■ EXTRACT PROVIDED ■
◆ ◆ ◆ ◆ ◆ ◆ ◆
Information Stealer - Trojan Spymel

The downloaded malware executable is a highly obfuscated .NET binary, which is digitally signed with a certificate issued to “SBO INVEST”. The certificate was promptly revoked by DigiCert when notified and, therefore, is not active in any attack. We noticed a newer variant arose within two weeks of the first variant, using another certificate issued to "SBO INVEST' that is also revoked.
 
Certificate used to sign Spymel

Spymel Payload Hashes
4E86F05B4F533DD216540A98591FFAC2

2B52B5AA33A0A067C34563CC3010C6AF
 
Installation
Spymel drops itself as “svchost.exe” and “Startup32.1.exe” in the following location:

WinXP
%Application Data%\ProgramFiles(32.1)\svchost.exe
%User%\Start Menu\Programs\Startup\Startup32.1.exe

Win7
%AppData%\Roaming\ProgramFiles(32.1)\svchost.exe
%AppData%\Roaming\Microsoft\Windows\StartMenu\Programs\Startup\Startup32.1.exe
 
Following registry entries are created to remain persistent on the target system:

WinXP
HKEY_USERS\Software\Microsoft\Windows\CurrentVersion\Run @ Sidebar(32.1)
HKEY_USERS\Software\Microsoft\Windows\CurrentVersion\Explorer\StartupApproved\Run @  Sidebar(32.1)

Win7
HKEY_USERS\Software\Microsoft\Windows\CurrentVersion\Run Sidebar(32.1)
HKEY_USERS\Software\Microsoft\Windows\CurrentVersion\Explorer\StartupApproved\Run Sidebar(32.1)
◆ ◆ ◆ ◆ ◆ ◆ ◆
■ ACTIONS TO TAKE ■
a) List every file path where the Spymel write-up says the malware drops itself, covering both WinXP and Win7.
b) Transcribe the Spymel write-up word for word, everything from "The downloaded malware" down to "is also revoked.".
The records are separate material and have no connection to the Spymel write-up.
◆ ◆ ◆ ◆ ◆ ◆ ◆
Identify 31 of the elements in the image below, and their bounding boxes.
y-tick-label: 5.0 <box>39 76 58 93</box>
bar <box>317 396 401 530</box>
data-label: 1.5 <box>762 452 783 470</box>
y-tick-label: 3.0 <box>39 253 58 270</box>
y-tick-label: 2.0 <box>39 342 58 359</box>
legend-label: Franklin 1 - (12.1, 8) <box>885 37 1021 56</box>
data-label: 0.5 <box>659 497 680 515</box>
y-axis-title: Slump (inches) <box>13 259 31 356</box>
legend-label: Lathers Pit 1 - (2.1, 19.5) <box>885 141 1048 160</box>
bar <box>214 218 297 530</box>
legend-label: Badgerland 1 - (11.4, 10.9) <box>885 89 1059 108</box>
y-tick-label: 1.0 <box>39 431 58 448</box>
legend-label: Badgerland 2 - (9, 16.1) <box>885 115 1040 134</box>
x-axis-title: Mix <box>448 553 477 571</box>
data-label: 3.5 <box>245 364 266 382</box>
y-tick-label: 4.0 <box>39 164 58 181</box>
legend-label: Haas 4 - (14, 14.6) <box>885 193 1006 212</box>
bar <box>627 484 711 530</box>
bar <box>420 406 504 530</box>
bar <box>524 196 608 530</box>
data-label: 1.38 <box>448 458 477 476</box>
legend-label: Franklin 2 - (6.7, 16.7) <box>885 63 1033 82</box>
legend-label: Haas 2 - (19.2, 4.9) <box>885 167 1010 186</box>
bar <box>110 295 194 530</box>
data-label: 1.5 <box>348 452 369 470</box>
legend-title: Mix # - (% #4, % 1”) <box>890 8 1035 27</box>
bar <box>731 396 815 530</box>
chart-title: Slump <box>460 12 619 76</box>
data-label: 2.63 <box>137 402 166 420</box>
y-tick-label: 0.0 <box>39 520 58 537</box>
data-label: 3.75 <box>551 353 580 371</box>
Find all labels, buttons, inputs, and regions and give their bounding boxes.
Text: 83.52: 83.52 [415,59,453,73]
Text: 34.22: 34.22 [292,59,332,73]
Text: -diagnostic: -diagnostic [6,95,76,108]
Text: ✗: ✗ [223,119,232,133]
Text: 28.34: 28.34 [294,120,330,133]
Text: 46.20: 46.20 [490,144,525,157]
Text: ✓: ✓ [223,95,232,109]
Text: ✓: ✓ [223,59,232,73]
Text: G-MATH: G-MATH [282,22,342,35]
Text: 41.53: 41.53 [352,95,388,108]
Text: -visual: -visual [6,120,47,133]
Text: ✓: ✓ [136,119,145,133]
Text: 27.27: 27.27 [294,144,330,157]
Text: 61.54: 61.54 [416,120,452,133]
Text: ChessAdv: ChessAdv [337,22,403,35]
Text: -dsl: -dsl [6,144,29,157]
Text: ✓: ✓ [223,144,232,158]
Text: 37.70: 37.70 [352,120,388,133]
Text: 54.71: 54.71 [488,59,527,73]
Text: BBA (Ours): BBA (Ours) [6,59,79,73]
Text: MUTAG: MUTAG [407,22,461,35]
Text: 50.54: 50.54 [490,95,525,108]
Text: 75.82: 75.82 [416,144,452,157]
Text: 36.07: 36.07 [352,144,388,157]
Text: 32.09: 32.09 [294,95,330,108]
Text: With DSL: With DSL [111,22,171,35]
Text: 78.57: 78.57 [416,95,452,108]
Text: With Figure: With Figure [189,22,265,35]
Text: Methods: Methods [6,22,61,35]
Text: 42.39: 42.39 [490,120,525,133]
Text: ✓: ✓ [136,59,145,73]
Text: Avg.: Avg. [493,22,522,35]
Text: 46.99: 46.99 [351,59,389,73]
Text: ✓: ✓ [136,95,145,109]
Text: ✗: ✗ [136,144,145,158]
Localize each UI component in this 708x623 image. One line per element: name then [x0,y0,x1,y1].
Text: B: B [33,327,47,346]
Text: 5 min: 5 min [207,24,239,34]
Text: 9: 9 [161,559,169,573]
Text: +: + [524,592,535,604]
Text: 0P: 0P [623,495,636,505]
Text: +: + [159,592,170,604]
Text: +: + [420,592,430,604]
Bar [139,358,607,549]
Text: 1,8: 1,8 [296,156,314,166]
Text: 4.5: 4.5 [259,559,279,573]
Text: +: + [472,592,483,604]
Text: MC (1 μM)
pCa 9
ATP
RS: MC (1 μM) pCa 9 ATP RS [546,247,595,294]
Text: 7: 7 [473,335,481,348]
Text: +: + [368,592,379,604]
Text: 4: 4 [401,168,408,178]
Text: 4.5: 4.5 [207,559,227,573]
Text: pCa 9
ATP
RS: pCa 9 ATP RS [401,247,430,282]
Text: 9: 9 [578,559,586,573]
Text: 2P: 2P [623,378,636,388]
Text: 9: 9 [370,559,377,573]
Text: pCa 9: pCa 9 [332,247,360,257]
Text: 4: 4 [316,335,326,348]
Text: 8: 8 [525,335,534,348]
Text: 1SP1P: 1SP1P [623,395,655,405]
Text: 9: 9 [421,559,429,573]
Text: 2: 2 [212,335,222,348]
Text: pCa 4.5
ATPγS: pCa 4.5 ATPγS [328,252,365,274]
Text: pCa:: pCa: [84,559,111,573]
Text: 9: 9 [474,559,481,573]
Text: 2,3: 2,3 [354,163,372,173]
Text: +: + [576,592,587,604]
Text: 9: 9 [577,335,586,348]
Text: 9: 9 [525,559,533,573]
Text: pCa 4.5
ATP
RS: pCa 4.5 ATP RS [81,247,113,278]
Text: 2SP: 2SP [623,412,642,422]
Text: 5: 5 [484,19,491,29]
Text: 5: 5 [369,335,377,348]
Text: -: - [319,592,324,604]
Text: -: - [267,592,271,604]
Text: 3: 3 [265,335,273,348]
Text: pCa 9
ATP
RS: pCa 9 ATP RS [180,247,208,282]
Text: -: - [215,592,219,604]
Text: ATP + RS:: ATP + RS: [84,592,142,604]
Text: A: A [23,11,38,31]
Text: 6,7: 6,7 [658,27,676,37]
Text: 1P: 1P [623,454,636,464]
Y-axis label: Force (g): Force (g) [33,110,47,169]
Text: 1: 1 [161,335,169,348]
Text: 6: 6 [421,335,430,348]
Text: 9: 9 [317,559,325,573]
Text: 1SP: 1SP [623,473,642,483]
◆ ◆ ◆ ◆ ◆ ◆ ◆
■ ANSWERS FOR THE EXERCISE ■
a)
%Application Data%\ProgramFiles(32.1)\svchost.exe
%User%\Start Menu\Programs\Startup\Startup32.1.exe
%AppData%\Roaming\ProgramFiles(32.1)\svchost.exe
%AppData%\Roaming\Microsoft\Windows\StartMenu\Programs\Startup\Startup32.1.exe

b)
The downloaded malware executable is a highly obfuscated .NET binary, which is digitally signed with a certificate issued to “SBO INVEST”. The certificate was promptly revoked by DigiCert when notified and, therefore, is not active in any attack. We noticed a newer variant arose within two weeks of the first variant, using another certificate issued to "SBO INVEST' that is also revoked.